_Your instructions_
Put the items from the start through the line containing "hamburger-menu-button[interactable] [0,0,104,111]", inclusive, into a numbered list, skipping any blank lines.

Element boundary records

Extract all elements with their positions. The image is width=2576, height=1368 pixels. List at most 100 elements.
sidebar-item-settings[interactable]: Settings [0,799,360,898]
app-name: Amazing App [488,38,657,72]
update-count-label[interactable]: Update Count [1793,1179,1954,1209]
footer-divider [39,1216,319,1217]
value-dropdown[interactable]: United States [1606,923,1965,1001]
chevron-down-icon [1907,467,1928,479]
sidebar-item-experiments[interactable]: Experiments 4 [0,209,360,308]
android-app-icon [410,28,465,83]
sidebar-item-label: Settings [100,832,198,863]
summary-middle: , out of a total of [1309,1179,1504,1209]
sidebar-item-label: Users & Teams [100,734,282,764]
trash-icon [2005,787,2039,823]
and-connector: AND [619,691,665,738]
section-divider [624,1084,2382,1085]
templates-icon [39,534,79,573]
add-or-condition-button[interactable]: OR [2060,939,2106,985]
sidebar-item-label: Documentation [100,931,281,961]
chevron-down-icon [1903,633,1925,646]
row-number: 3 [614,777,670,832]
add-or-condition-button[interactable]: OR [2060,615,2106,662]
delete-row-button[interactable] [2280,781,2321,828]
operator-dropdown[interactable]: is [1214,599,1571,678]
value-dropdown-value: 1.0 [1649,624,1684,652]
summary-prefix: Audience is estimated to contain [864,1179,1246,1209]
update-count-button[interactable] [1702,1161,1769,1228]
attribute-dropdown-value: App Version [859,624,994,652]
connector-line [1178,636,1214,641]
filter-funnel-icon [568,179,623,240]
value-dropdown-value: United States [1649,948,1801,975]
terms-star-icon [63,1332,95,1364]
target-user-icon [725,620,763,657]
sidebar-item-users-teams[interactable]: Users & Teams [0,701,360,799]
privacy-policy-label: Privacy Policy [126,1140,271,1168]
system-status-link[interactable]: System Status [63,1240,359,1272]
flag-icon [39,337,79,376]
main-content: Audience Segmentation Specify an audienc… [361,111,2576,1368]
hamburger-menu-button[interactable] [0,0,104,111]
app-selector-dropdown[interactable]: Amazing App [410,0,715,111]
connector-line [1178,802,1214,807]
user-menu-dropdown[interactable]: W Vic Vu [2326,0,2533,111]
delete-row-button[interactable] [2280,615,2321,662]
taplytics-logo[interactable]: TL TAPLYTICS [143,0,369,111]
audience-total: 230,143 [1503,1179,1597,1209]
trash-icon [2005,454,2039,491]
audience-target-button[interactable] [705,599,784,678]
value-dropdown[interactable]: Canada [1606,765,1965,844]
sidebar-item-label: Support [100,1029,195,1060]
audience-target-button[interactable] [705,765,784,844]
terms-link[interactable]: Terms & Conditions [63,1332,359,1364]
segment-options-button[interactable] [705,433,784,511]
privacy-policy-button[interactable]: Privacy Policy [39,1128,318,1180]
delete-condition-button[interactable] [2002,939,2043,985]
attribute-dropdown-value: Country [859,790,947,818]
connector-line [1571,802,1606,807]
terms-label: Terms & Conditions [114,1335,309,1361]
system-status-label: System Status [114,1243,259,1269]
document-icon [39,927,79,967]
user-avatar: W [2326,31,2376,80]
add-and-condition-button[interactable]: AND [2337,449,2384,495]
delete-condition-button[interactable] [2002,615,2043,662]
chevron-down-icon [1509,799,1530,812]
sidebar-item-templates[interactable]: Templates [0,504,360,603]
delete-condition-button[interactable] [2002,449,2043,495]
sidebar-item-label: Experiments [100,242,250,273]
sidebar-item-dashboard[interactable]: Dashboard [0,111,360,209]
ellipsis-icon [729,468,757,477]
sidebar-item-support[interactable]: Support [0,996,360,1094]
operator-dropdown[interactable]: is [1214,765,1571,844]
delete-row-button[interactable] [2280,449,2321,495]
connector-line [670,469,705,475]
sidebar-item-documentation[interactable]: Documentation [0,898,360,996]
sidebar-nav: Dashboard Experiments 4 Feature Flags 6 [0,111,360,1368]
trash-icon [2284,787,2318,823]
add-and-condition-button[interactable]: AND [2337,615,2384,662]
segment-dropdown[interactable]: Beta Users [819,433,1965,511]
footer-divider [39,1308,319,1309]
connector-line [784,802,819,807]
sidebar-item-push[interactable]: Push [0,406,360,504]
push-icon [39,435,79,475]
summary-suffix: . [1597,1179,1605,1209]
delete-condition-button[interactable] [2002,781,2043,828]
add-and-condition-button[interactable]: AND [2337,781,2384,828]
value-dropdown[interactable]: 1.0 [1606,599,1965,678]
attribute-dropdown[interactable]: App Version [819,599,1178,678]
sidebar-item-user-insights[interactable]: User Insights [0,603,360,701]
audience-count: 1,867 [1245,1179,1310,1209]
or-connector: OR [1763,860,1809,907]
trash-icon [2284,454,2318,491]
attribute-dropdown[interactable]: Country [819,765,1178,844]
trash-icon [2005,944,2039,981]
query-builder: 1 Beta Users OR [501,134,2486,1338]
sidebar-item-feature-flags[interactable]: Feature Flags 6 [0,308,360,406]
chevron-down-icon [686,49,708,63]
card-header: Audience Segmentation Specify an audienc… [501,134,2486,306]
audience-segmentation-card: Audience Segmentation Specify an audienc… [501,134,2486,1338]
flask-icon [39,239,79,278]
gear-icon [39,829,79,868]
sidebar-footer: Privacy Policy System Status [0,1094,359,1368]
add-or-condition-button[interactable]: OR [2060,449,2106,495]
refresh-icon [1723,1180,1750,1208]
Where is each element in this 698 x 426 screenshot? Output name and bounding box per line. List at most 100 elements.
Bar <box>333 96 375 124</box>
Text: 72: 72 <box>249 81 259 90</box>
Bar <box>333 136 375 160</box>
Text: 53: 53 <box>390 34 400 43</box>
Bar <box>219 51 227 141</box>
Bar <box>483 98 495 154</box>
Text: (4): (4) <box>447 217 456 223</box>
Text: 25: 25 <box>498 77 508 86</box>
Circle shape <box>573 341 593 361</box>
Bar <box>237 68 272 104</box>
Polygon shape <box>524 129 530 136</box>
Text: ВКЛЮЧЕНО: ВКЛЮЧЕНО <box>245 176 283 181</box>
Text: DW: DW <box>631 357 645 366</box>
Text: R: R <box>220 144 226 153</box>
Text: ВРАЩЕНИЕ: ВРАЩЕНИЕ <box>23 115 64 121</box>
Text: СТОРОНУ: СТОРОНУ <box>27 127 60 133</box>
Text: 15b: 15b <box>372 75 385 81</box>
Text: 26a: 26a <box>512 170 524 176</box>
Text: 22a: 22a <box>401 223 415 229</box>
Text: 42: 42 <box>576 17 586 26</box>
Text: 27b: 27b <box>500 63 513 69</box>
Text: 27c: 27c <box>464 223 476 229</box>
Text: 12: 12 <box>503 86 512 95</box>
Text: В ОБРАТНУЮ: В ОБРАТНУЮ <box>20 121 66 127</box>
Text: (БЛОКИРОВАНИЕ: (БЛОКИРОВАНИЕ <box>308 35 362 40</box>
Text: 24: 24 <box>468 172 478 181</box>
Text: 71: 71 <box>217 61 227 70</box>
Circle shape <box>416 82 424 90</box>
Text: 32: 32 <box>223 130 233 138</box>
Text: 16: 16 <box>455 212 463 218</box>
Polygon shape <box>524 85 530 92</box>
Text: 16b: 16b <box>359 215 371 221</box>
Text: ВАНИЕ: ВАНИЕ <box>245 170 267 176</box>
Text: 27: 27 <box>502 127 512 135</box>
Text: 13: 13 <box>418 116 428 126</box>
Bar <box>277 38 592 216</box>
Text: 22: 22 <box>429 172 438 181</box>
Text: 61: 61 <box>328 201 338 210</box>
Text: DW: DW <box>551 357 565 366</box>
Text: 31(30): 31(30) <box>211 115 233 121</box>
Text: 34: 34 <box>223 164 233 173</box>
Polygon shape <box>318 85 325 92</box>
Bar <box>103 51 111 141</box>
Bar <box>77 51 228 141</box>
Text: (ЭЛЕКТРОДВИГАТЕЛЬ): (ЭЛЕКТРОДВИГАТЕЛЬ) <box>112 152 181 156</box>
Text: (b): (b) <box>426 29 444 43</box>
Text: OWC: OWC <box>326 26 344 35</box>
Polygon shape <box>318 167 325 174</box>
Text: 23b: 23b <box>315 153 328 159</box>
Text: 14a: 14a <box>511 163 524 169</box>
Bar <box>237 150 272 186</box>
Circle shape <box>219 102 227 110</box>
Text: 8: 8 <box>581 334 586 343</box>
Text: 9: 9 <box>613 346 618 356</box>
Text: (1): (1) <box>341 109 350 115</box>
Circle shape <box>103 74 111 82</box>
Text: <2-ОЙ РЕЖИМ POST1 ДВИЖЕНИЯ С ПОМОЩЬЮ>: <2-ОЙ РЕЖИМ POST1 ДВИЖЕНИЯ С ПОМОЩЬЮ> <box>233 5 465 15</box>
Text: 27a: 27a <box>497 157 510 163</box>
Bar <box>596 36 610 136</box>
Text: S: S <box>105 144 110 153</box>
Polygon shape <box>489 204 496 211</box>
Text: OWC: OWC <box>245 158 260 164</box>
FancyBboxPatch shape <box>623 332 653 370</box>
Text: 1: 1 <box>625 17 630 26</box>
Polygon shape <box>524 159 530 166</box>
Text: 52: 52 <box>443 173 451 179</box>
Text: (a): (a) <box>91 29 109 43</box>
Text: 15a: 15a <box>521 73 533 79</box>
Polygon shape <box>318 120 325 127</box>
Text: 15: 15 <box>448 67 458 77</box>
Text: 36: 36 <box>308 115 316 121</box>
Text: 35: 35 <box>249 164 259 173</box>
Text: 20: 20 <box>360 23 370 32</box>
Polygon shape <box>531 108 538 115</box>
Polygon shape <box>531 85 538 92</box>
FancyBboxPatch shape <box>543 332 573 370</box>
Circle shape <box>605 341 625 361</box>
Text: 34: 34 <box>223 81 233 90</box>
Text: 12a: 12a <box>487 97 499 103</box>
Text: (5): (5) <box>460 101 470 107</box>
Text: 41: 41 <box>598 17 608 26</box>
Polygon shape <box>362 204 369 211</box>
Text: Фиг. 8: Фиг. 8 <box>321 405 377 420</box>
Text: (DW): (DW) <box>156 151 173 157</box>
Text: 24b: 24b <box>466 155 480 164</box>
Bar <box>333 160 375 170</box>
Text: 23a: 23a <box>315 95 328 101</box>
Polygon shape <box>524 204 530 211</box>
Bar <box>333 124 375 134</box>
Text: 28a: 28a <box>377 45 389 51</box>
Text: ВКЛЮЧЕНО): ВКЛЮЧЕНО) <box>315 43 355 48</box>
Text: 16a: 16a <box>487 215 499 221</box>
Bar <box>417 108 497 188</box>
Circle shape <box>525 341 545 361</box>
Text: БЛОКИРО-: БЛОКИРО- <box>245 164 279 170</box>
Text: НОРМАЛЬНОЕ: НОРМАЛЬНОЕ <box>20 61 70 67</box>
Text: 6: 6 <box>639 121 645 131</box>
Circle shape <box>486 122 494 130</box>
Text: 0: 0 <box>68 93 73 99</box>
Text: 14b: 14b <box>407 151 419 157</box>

_Reply to the task_
1. Extract all elements with their positions. The image is width=2576, height=1368 pixels. List at most 100 elements.
2. sidebar-item-settings[interactable]: Settings [0,799,360,898]
3. app-name: Amazing App [488,38,657,72]
4. update-count-label[interactable]: Update Count [1793,1179,1954,1209]
5. footer-divider [39,1216,319,1217]
6. value-dropdown[interactable]: United States [1606,923,1965,1001]
7. chevron-down-icon [1907,467,1928,479]
8. sidebar-item-experiments[interactable]: Experiments 4 [0,209,360,308]
9. android-app-icon [410,28,465,83]
10. sidebar-item-label: Settings [100,832,198,863]
11. summary-middle: , out of a total of [1309,1179,1504,1209]
12. sidebar-item-label: Users & Teams [100,734,282,764]
13. trash-icon [2005,787,2039,823]
14. and-connector: AND [619,691,665,738]
15. section-divider [624,1084,2382,1085]
16. templates-icon [39,534,79,573]
17. add-or-condition-button[interactable]: OR [2060,939,2106,985]
18. sidebar-item-label: Documentation [100,931,281,961]
19. chevron-down-icon [1903,633,1925,646]
20. row-number: 3 [614,777,670,832]
21. add-or-condition-button[interactable]: OR [2060,615,2106,662]
22. delete-row-button[interactable] [2280,781,2321,828]
23. operator-dropdown[interactable]: is [1214,599,1571,678]
24. value-dropdown-value: 1.0 [1649,624,1684,652]
25. summary-prefix: Audience is estimated to contain [864,1179,1246,1209]
26. update-count-button[interactable] [1702,1161,1769,1228]
27. attribute-dropdown-value: App Version [859,624,994,652]
28. connector-line [1178,636,1214,641]
29. filter-funnel-icon [568,179,623,240]
30. value-dropdown-value: United States [1649,948,1801,975]
31. terms-star-icon [63,1332,95,1364]
32. target-user-icon [725,620,763,657]
33. sidebar-item-users-teams[interactable]: Users & Teams [0,701,360,799]
34. privacy-policy-label: Privacy Policy [126,1140,271,1168]
35. system-status-link[interactable]: System Status [63,1240,359,1272]
36. flag-icon [39,337,79,376]
37. main-content: Audience Segmentation Specify an audienc… [361,111,2576,1368]
38. hamburger-menu-button[interactable] [0,0,104,111]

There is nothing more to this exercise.